- **Stated problem**
Using the data below, gather each line that includes the word "Core".

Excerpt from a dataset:
.....

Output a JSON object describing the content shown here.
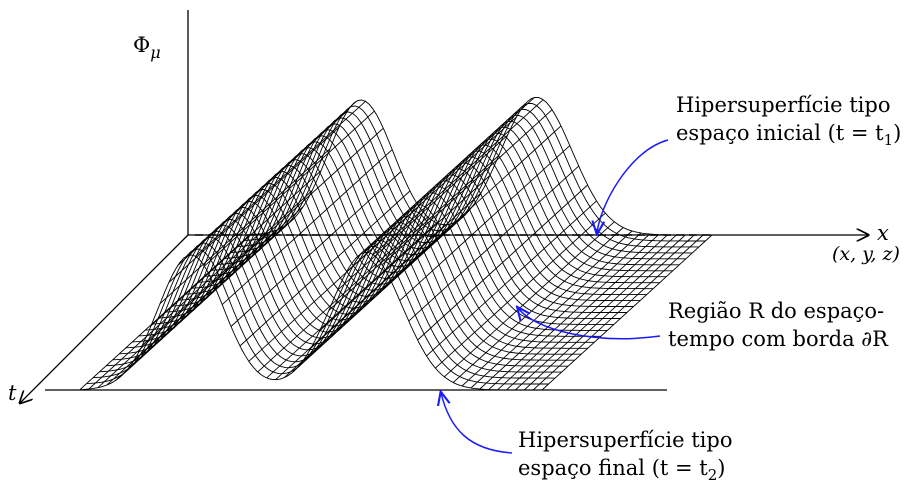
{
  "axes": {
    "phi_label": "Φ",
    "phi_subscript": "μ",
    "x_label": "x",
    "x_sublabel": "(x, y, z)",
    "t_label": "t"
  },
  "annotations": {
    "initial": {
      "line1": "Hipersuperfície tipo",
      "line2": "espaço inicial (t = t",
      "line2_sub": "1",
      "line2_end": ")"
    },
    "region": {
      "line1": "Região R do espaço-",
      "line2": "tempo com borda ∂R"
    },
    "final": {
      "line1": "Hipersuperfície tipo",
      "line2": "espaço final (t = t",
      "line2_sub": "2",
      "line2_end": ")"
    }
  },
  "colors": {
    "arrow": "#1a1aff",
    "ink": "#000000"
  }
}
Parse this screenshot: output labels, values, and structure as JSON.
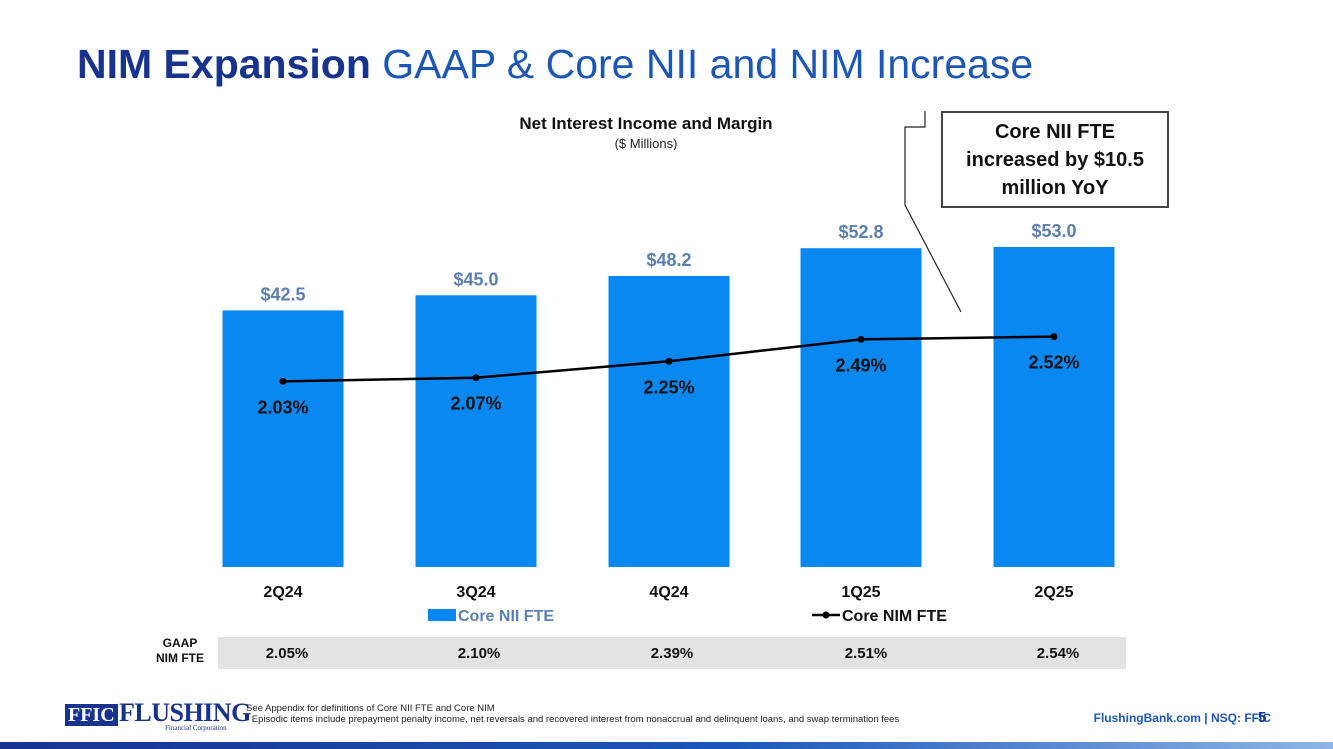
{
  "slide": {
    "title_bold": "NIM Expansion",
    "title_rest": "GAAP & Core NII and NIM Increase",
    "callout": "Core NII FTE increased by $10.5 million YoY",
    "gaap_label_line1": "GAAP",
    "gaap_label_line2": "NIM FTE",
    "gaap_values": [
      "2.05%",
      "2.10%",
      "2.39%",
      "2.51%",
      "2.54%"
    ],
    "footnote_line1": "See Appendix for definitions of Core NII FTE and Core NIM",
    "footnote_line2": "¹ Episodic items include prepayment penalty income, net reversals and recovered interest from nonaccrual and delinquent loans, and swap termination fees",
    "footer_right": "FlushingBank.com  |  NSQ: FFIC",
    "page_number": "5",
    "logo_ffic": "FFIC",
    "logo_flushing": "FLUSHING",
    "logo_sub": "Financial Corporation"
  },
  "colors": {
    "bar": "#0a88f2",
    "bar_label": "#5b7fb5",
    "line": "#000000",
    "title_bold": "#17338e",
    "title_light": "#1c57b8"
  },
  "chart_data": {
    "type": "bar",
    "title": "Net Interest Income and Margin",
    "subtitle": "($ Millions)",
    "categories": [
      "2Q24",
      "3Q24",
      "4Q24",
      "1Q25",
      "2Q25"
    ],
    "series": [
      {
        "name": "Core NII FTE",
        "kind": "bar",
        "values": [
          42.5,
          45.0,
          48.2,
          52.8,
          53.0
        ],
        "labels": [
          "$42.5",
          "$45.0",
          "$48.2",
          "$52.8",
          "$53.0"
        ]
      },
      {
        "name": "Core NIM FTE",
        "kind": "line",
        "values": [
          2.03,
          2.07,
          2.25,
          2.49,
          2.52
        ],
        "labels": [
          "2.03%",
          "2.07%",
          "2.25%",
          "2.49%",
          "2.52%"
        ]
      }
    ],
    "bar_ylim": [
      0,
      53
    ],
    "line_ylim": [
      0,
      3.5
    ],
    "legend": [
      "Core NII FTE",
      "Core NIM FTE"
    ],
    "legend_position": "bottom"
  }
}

.....

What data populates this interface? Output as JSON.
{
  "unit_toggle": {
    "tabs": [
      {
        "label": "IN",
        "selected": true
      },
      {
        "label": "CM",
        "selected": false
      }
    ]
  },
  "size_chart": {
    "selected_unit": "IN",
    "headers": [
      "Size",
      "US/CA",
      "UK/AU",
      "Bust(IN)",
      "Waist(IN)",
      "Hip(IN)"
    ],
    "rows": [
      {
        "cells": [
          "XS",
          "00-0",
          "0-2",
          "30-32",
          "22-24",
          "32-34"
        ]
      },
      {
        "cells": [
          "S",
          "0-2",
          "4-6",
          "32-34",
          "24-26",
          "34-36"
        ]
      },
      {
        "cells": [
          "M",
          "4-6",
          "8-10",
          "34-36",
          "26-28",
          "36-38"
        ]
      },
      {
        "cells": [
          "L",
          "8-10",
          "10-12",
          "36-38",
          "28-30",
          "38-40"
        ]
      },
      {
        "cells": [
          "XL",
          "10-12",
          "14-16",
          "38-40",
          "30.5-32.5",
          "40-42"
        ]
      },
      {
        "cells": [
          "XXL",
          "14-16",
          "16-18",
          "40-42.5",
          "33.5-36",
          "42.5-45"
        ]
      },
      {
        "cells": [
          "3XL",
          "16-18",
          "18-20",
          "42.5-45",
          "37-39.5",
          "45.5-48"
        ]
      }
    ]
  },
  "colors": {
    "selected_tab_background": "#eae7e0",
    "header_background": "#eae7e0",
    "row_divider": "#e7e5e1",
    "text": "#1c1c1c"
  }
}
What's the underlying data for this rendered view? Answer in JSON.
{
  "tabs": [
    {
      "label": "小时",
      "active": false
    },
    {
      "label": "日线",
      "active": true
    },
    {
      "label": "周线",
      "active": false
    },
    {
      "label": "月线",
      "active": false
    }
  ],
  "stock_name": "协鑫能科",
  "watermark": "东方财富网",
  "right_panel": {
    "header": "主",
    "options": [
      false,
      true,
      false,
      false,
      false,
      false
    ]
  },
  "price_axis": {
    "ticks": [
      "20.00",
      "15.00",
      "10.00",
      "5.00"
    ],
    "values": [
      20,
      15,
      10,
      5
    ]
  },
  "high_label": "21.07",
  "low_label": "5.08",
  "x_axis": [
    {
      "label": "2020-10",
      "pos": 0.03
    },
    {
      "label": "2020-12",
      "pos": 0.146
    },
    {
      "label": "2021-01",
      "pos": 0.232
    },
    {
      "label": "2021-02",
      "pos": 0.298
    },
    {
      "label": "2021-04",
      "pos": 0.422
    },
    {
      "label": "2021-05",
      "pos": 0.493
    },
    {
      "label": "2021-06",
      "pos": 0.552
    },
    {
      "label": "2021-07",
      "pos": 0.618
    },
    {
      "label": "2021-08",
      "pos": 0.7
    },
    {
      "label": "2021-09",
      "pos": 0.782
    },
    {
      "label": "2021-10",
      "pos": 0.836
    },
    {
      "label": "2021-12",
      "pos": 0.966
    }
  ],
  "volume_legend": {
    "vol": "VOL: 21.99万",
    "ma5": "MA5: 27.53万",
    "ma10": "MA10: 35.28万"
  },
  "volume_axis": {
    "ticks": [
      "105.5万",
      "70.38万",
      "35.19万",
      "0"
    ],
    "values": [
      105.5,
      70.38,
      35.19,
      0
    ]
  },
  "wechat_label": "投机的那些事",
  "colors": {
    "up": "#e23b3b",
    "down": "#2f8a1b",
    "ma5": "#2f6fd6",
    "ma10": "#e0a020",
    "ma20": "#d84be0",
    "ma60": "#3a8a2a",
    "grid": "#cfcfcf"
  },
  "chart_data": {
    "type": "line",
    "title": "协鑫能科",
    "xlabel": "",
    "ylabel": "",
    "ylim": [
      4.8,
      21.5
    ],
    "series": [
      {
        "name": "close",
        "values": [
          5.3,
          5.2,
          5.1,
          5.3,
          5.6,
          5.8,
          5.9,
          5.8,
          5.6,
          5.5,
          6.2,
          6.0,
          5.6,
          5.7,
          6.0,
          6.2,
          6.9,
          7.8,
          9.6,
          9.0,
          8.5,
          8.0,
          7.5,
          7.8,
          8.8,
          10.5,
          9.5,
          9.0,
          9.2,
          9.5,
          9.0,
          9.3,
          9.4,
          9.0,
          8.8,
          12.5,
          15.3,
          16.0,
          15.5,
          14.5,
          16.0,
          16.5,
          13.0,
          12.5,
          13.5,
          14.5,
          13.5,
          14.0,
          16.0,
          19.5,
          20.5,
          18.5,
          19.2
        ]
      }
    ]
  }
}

.....

- **Correct answer**
    "title_rest": "GAAP & Core NII and NIM Increase",
    "callout": "Core NII FTE increased by $10.5 million YoY",
    "footnote_line1": "See Appendix for definitions of Core NII FTE and Core NIM",
        "name": "Core NII FTE",
        "name": "Core NIM FTE",
      "Core NII FTE",
      "Core NIM FTE"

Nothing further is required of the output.